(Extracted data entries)
= = = = = = =

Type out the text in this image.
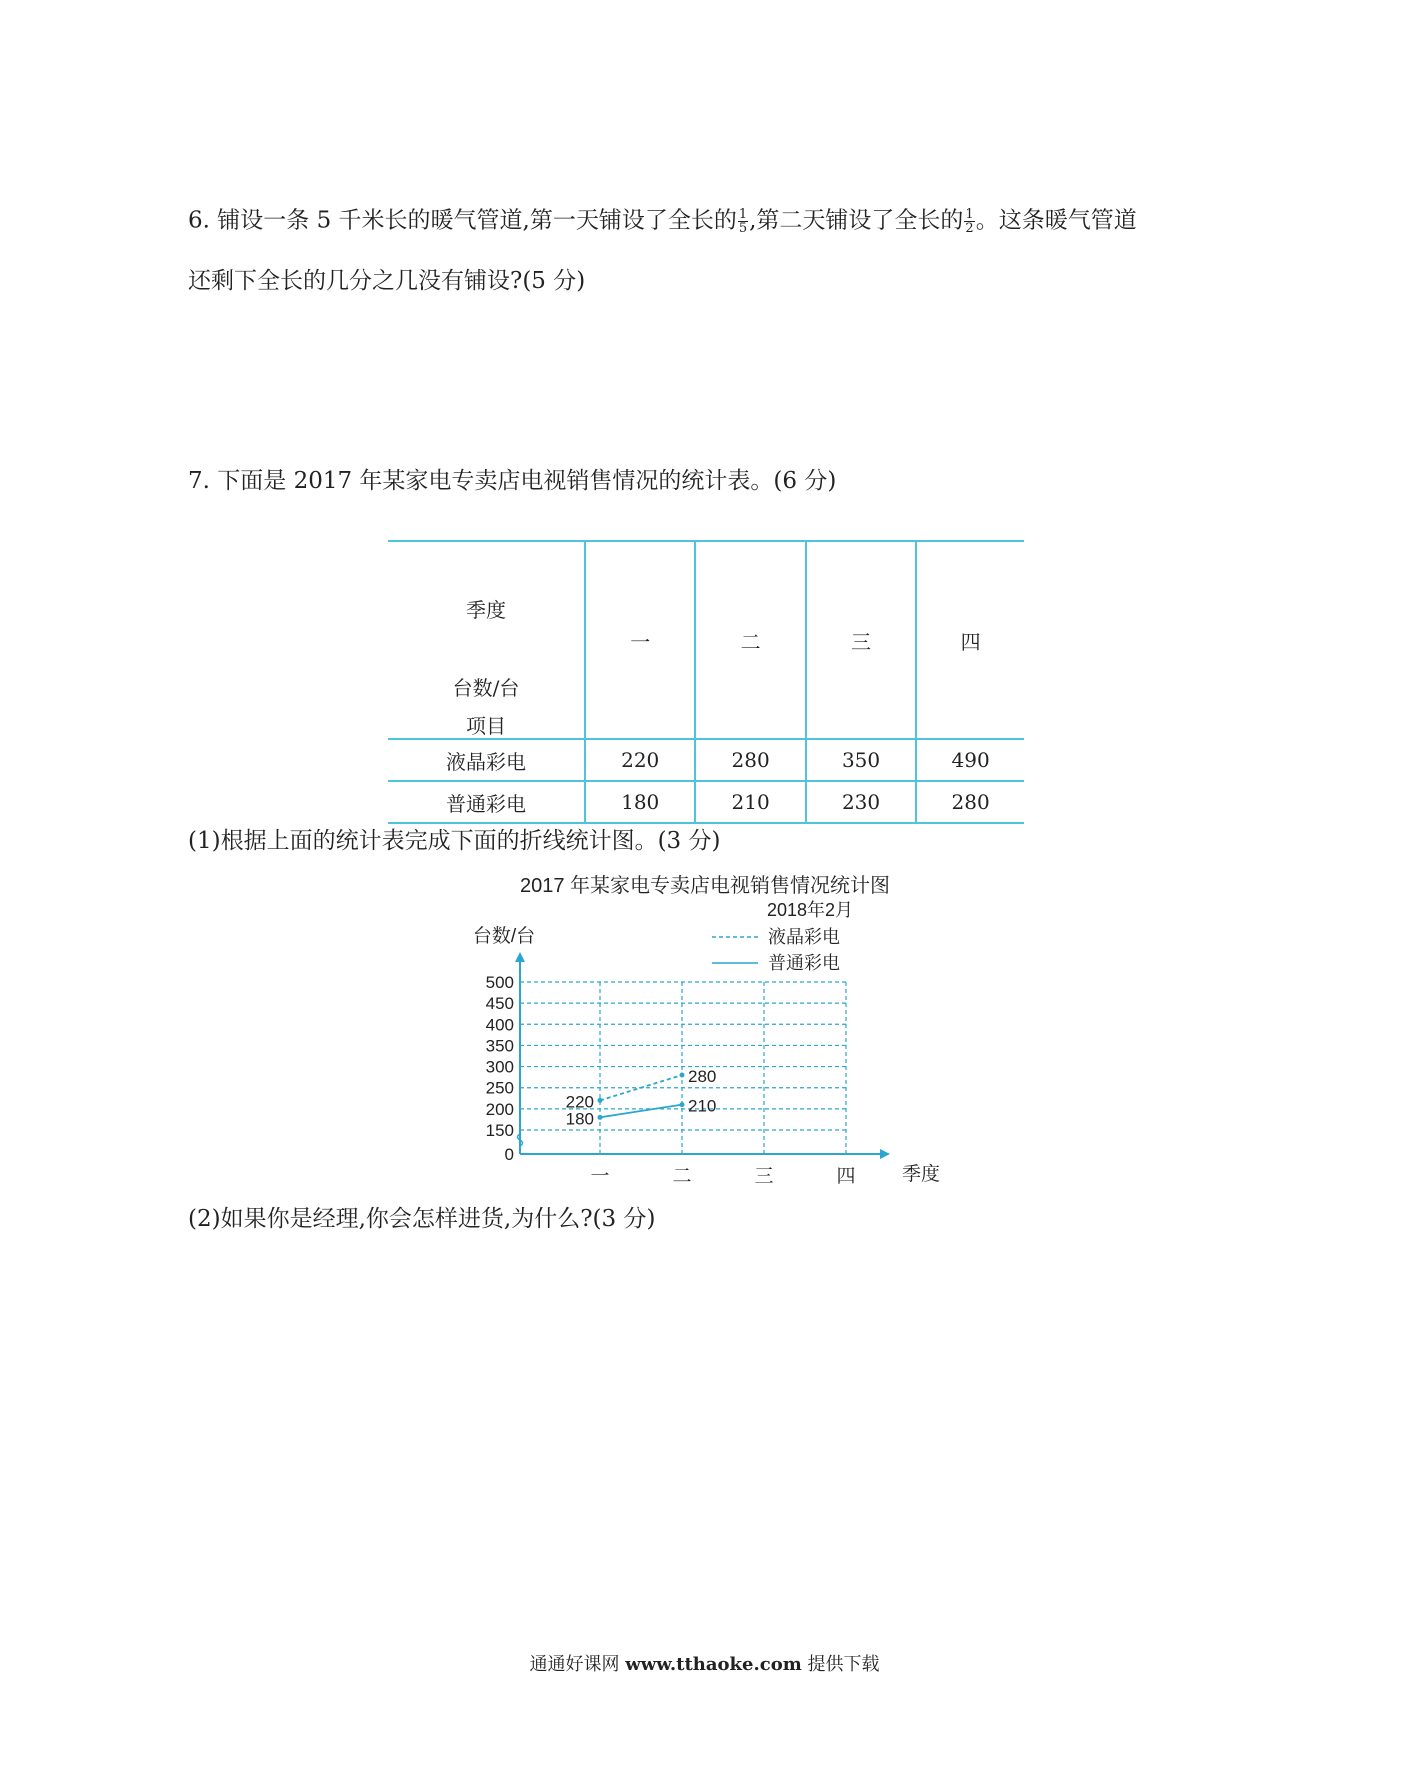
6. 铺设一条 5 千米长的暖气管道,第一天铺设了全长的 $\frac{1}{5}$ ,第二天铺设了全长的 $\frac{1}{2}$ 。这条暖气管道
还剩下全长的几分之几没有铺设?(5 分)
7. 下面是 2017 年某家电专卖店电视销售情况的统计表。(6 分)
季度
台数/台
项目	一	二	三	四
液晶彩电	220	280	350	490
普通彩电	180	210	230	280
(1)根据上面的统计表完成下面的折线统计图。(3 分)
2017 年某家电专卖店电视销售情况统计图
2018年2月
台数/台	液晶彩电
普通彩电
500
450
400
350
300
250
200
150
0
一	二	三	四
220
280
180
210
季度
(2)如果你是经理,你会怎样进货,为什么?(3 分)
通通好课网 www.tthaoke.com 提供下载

= = = = = = =

#### What you should do
Nothing in the entries should change as you copy them, except that the pictures are left out.

#### Task answer
Type out the text in this image.
6. 铺设一条 5 千米长的暖气管道,第一天铺设了全长的 $\frac{1}{5}$ ,第二天铺设了全长的 $\frac{1}{2}$ 。这条暖气管道
还剩下全长的几分之几没有铺设?(5 分)
7. 下面是 2017 年某家电专卖店电视销售情况的统计表。(6 分)
季度
台数/台
项目	一	二	三	四
液晶彩电	220	280	350	490
普通彩电	180	210	230	280
(1)根据上面的统计表完成下面的折线统计图。(3 分)
2017 年某家电专卖店电视销售情况统计图
2018年2月
台数/台	液晶彩电
普通彩电
500
450
400
350
300
250
200
150
0
一	二	三	四
220
280
180
210
季度
(2)如果你是经理,你会怎样进货,为什么?(3 分)
通通好课网 www.tthaoke.com 提供下载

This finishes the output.